**Records supplied:**
■ ■ ■ ■ ■ ■ ■

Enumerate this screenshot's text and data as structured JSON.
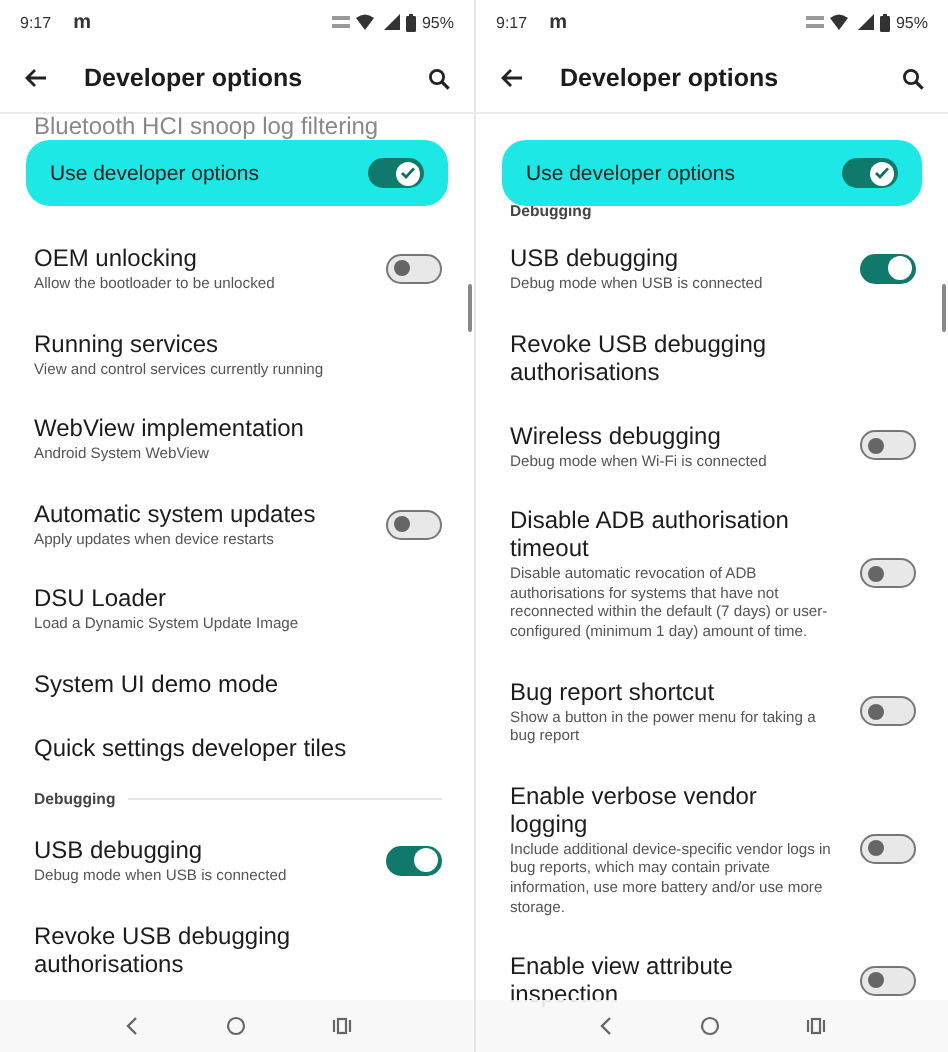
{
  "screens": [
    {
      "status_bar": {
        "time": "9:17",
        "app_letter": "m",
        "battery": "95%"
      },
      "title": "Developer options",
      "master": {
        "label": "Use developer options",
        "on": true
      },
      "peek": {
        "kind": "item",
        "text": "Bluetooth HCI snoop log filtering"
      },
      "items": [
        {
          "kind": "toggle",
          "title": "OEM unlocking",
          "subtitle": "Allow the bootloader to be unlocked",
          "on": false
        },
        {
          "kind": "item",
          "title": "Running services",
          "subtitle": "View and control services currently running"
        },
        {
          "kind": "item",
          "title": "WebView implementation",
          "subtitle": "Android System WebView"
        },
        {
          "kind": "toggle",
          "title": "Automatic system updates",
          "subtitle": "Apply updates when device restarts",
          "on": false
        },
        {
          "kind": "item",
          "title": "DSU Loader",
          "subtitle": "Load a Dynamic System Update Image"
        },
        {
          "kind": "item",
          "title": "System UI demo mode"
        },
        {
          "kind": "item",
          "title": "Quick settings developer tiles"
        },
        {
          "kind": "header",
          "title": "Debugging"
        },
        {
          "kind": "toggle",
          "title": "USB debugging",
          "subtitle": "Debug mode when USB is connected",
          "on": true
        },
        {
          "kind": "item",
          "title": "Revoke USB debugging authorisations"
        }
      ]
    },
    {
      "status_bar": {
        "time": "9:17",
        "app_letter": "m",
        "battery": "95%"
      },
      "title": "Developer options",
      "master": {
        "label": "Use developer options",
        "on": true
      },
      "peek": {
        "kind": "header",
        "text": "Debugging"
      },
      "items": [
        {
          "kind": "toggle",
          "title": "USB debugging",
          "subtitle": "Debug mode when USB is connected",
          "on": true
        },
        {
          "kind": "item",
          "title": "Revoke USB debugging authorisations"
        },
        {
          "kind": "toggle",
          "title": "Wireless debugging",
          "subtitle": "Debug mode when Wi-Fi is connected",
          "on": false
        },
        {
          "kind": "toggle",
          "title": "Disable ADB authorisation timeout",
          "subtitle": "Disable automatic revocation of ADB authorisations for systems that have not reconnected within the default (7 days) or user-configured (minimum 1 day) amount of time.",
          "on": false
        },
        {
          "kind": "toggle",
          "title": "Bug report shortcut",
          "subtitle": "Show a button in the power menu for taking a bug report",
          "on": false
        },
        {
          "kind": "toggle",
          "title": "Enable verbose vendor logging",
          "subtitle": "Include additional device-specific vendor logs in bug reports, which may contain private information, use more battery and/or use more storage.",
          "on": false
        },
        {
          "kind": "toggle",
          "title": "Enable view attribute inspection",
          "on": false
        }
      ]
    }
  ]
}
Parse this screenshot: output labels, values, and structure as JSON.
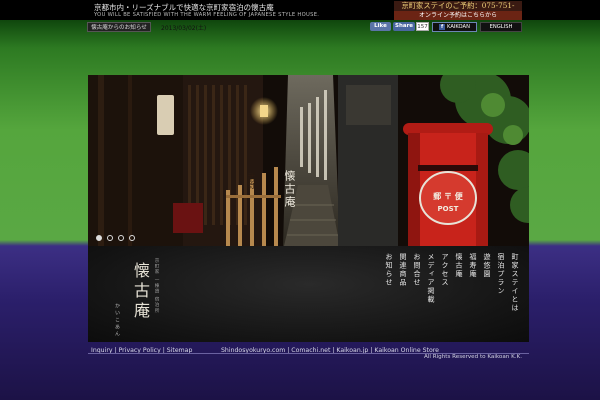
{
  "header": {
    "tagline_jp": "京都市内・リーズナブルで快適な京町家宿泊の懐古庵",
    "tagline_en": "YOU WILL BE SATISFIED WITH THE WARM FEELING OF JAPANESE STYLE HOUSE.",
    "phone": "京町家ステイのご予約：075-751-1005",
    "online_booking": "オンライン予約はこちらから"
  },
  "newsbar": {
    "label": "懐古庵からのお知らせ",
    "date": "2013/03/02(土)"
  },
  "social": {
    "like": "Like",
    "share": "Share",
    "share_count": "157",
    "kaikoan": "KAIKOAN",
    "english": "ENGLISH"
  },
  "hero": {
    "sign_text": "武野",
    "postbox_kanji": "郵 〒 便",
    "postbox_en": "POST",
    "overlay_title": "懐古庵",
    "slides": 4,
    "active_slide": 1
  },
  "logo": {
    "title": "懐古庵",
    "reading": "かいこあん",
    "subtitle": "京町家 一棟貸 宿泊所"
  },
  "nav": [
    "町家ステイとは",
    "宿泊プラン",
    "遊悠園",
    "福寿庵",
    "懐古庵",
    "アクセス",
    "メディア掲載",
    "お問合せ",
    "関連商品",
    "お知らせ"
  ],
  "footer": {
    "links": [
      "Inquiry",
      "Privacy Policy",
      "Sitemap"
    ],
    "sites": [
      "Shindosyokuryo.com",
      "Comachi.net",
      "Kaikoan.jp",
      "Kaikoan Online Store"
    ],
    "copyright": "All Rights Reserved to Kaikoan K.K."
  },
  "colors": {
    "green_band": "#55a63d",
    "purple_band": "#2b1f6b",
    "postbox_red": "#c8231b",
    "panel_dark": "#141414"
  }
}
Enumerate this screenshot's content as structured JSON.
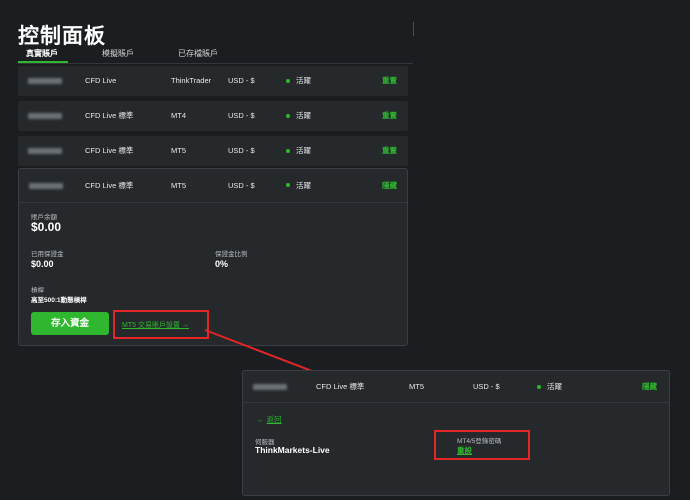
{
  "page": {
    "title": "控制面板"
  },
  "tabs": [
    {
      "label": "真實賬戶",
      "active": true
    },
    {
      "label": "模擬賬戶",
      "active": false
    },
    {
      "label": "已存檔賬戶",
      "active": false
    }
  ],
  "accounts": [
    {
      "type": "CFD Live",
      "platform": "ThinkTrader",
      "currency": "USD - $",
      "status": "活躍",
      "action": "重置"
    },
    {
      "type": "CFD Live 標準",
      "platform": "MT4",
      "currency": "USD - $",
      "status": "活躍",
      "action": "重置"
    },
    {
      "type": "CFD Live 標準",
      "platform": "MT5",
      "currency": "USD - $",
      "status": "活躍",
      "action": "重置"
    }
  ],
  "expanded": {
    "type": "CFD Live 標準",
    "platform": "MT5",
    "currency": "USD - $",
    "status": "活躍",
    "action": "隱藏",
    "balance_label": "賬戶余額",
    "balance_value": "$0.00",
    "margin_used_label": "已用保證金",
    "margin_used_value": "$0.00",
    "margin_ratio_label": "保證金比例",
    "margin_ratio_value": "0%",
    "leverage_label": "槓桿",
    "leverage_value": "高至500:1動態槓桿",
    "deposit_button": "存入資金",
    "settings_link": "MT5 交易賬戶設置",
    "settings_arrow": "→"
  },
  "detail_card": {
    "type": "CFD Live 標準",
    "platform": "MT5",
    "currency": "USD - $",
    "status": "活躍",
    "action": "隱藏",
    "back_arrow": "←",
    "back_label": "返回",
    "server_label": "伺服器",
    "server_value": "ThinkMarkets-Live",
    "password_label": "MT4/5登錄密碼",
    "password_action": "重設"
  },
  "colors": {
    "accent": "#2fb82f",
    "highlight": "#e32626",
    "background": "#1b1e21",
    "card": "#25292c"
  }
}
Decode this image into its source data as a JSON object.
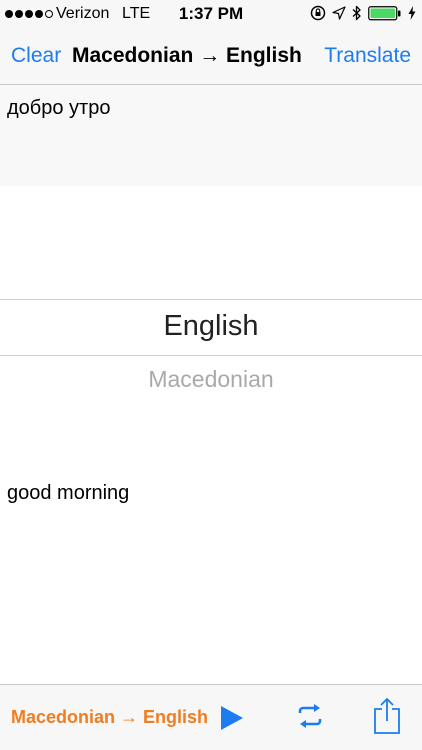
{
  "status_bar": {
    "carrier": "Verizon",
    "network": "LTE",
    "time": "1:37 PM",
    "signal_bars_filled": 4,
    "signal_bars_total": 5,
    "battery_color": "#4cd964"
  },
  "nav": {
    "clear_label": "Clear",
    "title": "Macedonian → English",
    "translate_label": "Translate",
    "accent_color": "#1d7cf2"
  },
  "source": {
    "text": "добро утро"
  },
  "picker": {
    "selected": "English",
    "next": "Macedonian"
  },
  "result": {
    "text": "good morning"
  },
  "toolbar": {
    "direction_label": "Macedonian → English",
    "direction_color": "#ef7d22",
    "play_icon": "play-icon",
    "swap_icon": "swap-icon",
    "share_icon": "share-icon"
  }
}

■ ■ ■ ■ ■ ■ ■

**Exercise prompt:**
Using the data above, write out every line exactly, leaving the images behind.

**Task response:**
Enumerate this screenshot's text and data as structured JSON.
{
  "screens": [
    {
      "status_bar": {
        "time": "9:17",
        "app_letter": "m",
        "battery": "95%"
      },
      "title": "Developer options",
      "master": {
        "label": "Use developer options",
        "on": true
      },
      "peek": {
        "kind": "item",
        "text": "Bluetooth HCI snoop log filtering"
      },
      "items": [
        {
          "kind": "toggle",
          "title": "OEM unlocking",
          "subtitle": "Allow the bootloader to be unlocked",
          "on": false
        },
        {
          "kind": "item",
          "title": "Running services",
          "subtitle": "View and control services currently running"
        },
        {
          "kind": "item",
          "title": "WebView implementation",
          "subtitle": "Android System WebView"
        },
        {
          "kind": "toggle",
          "title": "Automatic system updates",
          "subtitle": "Apply updates when device restarts",
          "on": false
        },
        {
          "kind": "item",
          "title": "DSU Loader",
          "subtitle": "Load a Dynamic System Update Image"
        },
        {
          "kind": "item",
          "title": "System UI demo mode"
        },
        {
          "kind": "item",
          "title": "Quick settings developer tiles"
        },
        {
          "kind": "header",
          "title": "Debugging"
        },
        {
          "kind": "toggle",
          "title": "USB debugging",
          "subtitle": "Debug mode when USB is connected",
          "on": true
        },
        {
          "kind": "item",
          "title": "Revoke USB debugging authorisations"
        }
      ]
    },
    {
      "status_bar": {
        "time": "9:17",
        "app_letter": "m",
        "battery": "95%"
      },
      "title": "Developer options",
      "master": {
        "label": "Use developer options",
        "on": true
      },
      "peek": {
        "kind": "header",
        "text": "Debugging"
      },
      "items": [
        {
          "kind": "toggle",
          "title": "USB debugging",
          "subtitle": "Debug mode when USB is connected",
          "on": true
        },
        {
          "kind": "item",
          "title": "Revoke USB debugging authorisations"
        },
        {
          "kind": "toggle",
          "title": "Wireless debugging",
          "subtitle": "Debug mode when Wi-Fi is connected",
          "on": false
        },
        {
          "kind": "toggle",
          "title": "Disable ADB authorisation timeout",
          "subtitle": "Disable automatic revocation of ADB authorisations for systems that have not reconnected within the default (7 days) or user-configured (minimum 1 day) amount of time.",
          "on": false
        },
        {
          "kind": "toggle",
          "title": "Bug report shortcut",
          "subtitle": "Show a button in the power menu for taking a bug report",
          "on": false
        },
        {
          "kind": "toggle",
          "title": "Enable verbose vendor logging",
          "subtitle": "Include additional device-specific vendor logs in bug reports, which may contain private information, use more battery and/or use more storage.",
          "on": false
        },
        {
          "kind": "toggle",
          "title": "Enable view attribute inspection",
          "on": false
        }
      ]
    }
  ]
}
Parse this screenshot: output labels, values, and structure as JSON.
{
  "header": {
    "tagline_jp": "京都市内・リーズナブルで快適な京町家宿泊の懐古庵",
    "tagline_en": "YOU WILL BE SATISFIED WITH THE WARM FEELING OF JAPANESE STYLE HOUSE.",
    "phone": "京町家ステイのご予約：075-751-1005",
    "online_booking": "オンライン予約はこちらから"
  },
  "newsbar": {
    "label": "懐古庵からのお知らせ",
    "date": "2013/03/02(土)"
  },
  "social": {
    "like": "Like",
    "share": "Share",
    "share_count": "157",
    "kaikoan": "KAIKOAN",
    "english": "ENGLISH"
  },
  "hero": {
    "sign_text": "武野",
    "postbox_kanji": "郵 〒 便",
    "postbox_en": "POST",
    "overlay_title": "懐古庵",
    "slides": 4,
    "active_slide": 1
  },
  "logo": {
    "title": "懐古庵",
    "reading": "かいこあん",
    "subtitle": "京町家 一棟貸 宿泊所"
  },
  "nav": [
    "町家ステイとは",
    "宿泊プラン",
    "遊悠園",
    "福寿庵",
    "懐古庵",
    "アクセス",
    "メディア掲載",
    "お問合せ",
    "関連商品",
    "お知らせ"
  ],
  "footer": {
    "links": [
      "Inquiry",
      "Privacy Policy",
      "Sitemap"
    ],
    "sites": [
      "Shindosyokuryo.com",
      "Comachi.net",
      "Kaikoan.jp",
      "Kaikoan Online Store"
    ],
    "copyright": "All Rights Reserved to Kaikoan K.K."
  },
  "colors": {
    "green_band": "#55a63d",
    "purple_band": "#2b1f6b",
    "postbox_red": "#c8231b",
    "panel_dark": "#141414"
  }
}
Enumerate this screenshot's content as structured JSON.
{
  "page": {
    "title": "控制面板"
  },
  "tabs": [
    {
      "label": "真實賬戶",
      "active": true
    },
    {
      "label": "模擬賬戶",
      "active": false
    },
    {
      "label": "已存檔賬戶",
      "active": false
    }
  ],
  "accounts": [
    {
      "type": "CFD Live",
      "platform": "ThinkTrader",
      "currency": "USD - $",
      "status": "活躍",
      "action": "重置"
    },
    {
      "type": "CFD Live 標準",
      "platform": "MT4",
      "currency": "USD - $",
      "status": "活躍",
      "action": "重置"
    },
    {
      "type": "CFD Live 標準",
      "platform": "MT5",
      "currency": "USD - $",
      "status": "活躍",
      "action": "重置"
    }
  ],
  "expanded": {
    "type": "CFD Live 標準",
    "platform": "MT5",
    "currency": "USD - $",
    "status": "活躍",
    "action": "隱藏",
    "balance_label": "賬戶余額",
    "balance_value": "$0.00",
    "margin_used_label": "已用保證金",
    "margin_used_value": "$0.00",
    "margin_ratio_label": "保證金比例",
    "margin_ratio_value": "0%",
    "leverage_label": "槓桿",
    "leverage_value": "高至500:1動態槓桿",
    "deposit_button": "存入資金",
    "settings_link": "MT5 交易賬戶設置",
    "settings_arrow": "→"
  },
  "detail_card": {
    "type": "CFD Live 標準",
    "platform": "MT5",
    "currency": "USD - $",
    "status": "活躍",
    "action": "隱藏",
    "back_arrow": "←",
    "back_label": "返回",
    "server_label": "伺服器",
    "server_value": "ThinkMarkets-Live",
    "password_label": "MT4/5登錄密碼",
    "password_action": "重設"
  },
  "colors": {
    "accent": "#2fb82f",
    "highlight": "#e32626",
    "background": "#1b1e21",
    "card": "#25292c"
  }
}
Decode this image into its source data as a JSON object.
{
  "status_bar": {
    "carrier": "Verizon",
    "network": "LTE",
    "time": "1:37 PM",
    "signal_bars_filled": 4,
    "signal_bars_total": 5,
    "battery_color": "#4cd964"
  },
  "nav": {
    "clear_label": "Clear",
    "title": "Macedonian → English",
    "translate_label": "Translate",
    "accent_color": "#1d7cf2"
  },
  "source": {
    "text": "добро утро"
  },
  "picker": {
    "selected": "English",
    "next": "Macedonian"
  },
  "result": {
    "text": "good morning"
  },
  "toolbar": {
    "direction_label": "Macedonian → English",
    "direction_color": "#ef7d22",
    "play_icon": "play-icon",
    "swap_icon": "swap-icon",
    "share_icon": "share-icon"
  }
}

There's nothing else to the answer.